To do: Copy whichever lines contain the string "icon".
## START Data supplied
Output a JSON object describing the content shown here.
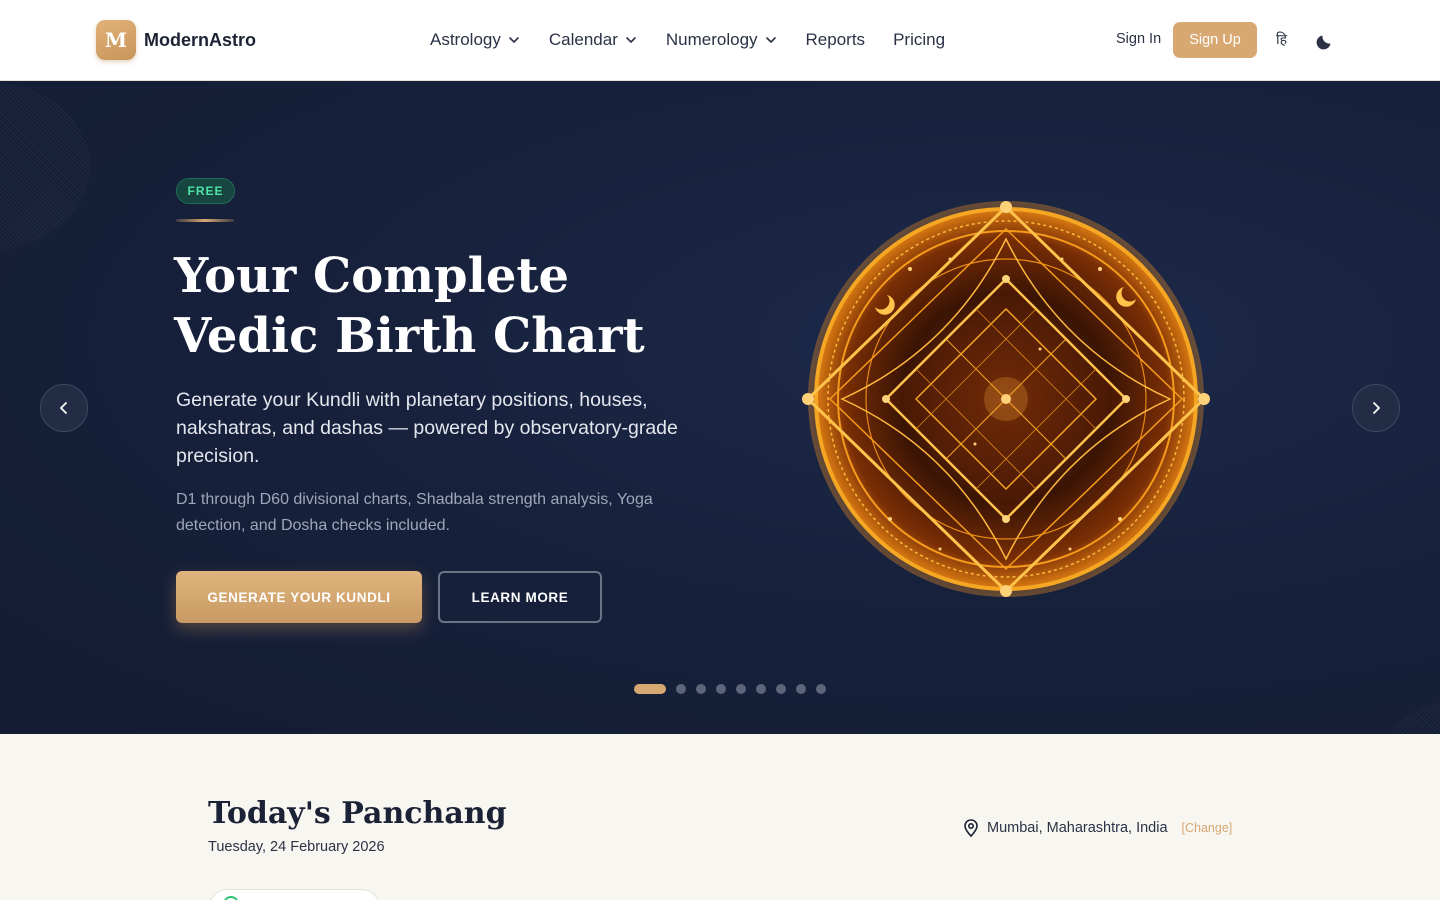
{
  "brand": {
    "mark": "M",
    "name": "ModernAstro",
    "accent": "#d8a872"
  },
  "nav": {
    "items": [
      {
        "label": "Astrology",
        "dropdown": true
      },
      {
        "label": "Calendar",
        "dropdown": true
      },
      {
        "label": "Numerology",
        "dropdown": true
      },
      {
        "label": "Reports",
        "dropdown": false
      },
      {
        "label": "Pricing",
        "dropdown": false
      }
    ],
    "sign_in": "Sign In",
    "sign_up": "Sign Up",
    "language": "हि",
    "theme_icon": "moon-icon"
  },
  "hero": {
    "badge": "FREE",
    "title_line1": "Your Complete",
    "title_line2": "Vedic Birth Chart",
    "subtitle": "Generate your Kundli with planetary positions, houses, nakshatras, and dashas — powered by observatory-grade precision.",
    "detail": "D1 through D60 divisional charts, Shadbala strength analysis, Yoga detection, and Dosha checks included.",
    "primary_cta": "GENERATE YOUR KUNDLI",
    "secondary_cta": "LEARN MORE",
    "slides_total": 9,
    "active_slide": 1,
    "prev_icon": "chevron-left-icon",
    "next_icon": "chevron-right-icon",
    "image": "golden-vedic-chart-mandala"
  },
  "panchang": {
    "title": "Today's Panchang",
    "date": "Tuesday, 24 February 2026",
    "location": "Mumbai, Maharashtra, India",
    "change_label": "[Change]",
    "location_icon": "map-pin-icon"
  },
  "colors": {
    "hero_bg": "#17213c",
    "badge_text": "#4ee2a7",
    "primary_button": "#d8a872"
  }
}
## END Data supplied
Answer below:
    "theme_icon": "moon-icon"
    "prev_icon": "chevron-left-icon",
    "next_icon": "chevron-right-icon",
    "location_icon": "map-pin-icon"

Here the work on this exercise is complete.